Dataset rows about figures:
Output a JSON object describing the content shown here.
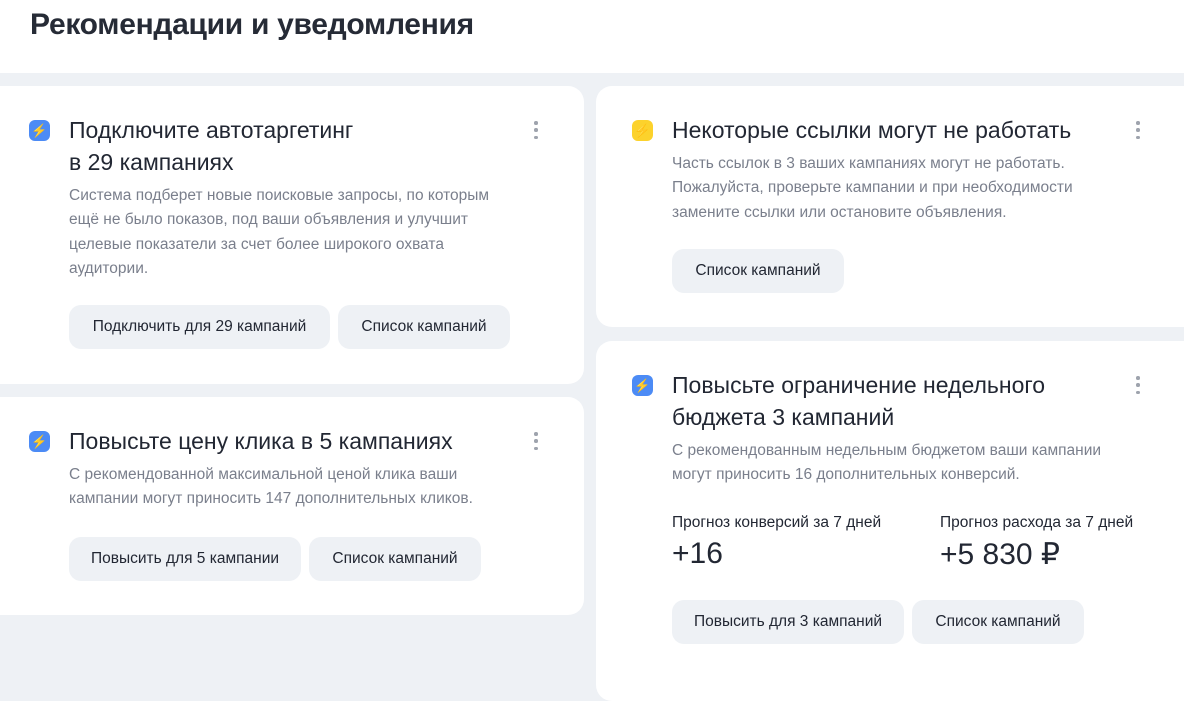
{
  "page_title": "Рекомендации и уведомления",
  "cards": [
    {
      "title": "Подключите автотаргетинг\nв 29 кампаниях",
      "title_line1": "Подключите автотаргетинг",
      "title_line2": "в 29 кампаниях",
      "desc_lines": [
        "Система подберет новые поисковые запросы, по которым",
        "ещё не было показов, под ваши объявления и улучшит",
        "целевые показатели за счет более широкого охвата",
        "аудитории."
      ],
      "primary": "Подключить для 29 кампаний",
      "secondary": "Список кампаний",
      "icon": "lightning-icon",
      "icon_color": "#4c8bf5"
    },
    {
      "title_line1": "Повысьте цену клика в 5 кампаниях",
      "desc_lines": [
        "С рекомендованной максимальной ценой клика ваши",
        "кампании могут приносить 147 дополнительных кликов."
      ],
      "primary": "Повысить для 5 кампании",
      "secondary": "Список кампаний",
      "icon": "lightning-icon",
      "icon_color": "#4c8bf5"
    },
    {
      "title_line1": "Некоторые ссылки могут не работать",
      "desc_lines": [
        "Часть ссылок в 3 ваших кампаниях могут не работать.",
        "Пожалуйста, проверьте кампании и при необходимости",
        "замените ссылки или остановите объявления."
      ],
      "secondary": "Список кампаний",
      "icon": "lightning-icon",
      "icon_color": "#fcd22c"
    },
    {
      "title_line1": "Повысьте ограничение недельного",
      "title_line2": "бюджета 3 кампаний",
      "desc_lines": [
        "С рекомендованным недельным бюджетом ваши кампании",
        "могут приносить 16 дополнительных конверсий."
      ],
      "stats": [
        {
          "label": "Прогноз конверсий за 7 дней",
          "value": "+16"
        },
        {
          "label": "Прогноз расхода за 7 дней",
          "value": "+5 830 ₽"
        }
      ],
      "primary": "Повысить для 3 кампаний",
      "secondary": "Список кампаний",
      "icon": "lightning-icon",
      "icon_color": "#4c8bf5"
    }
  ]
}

WRITTEN INSTRUCTION:
Leave out the pictures and give the listing above again exactly.

RESPONSE TO THIS EXERCISE:
Output a JSON object describing the content shown here.
{
  "page_title": "Рекомендации и уведомления",
  "cards": [
    {
      "title": "Подключите автотаргетинг\nв 29 кампаниях",
      "title_line1": "Подключите автотаргетинг",
      "title_line2": "в 29 кампаниях",
      "desc_lines": [
        "Система подберет новые поисковые запросы, по которым",
        "ещё не было показов, под ваши объявления и улучшит",
        "целевые показатели за счет более широкого охвата",
        "аудитории."
      ],
      "primary": "Подключить для 29 кампаний",
      "secondary": "Список кампаний",
      "icon": "lightning-icon",
      "icon_color": "#4c8bf5"
    },
    {
      "title_line1": "Повысьте цену клика в 5 кампаниях",
      "desc_lines": [
        "С рекомендованной максимальной ценой клика ваши",
        "кампании могут приносить 147 дополнительных кликов."
      ],
      "primary": "Повысить для 5 кампании",
      "secondary": "Список кампаний",
      "icon": "lightning-icon",
      "icon_color": "#4c8bf5"
    },
    {
      "title_line1": "Некоторые ссылки могут не работать",
      "desc_lines": [
        "Часть ссылок в 3 ваших кампаниях могут не работать.",
        "Пожалуйста, проверьте кампании и при необходимости",
        "замените ссылки или остановите объявления."
      ],
      "secondary": "Список кампаний",
      "icon": "lightning-icon",
      "icon_color": "#fcd22c"
    },
    {
      "title_line1": "Повысьте ограничение недельного",
      "title_line2": "бюджета 3 кампаний",
      "desc_lines": [
        "С рекомендованным недельным бюджетом ваши кампании",
        "могут приносить 16 дополнительных конверсий."
      ],
      "stats": [
        {
          "label": "Прогноз конверсий за 7 дней",
          "value": "+16"
        },
        {
          "label": "Прогноз расхода за 7 дней",
          "value": "+5 830 ₽"
        }
      ],
      "primary": "Повысить для 3 кампаний",
      "secondary": "Список кампаний",
      "icon": "lightning-icon",
      "icon_color": "#4c8bf5"
    }
  ]
}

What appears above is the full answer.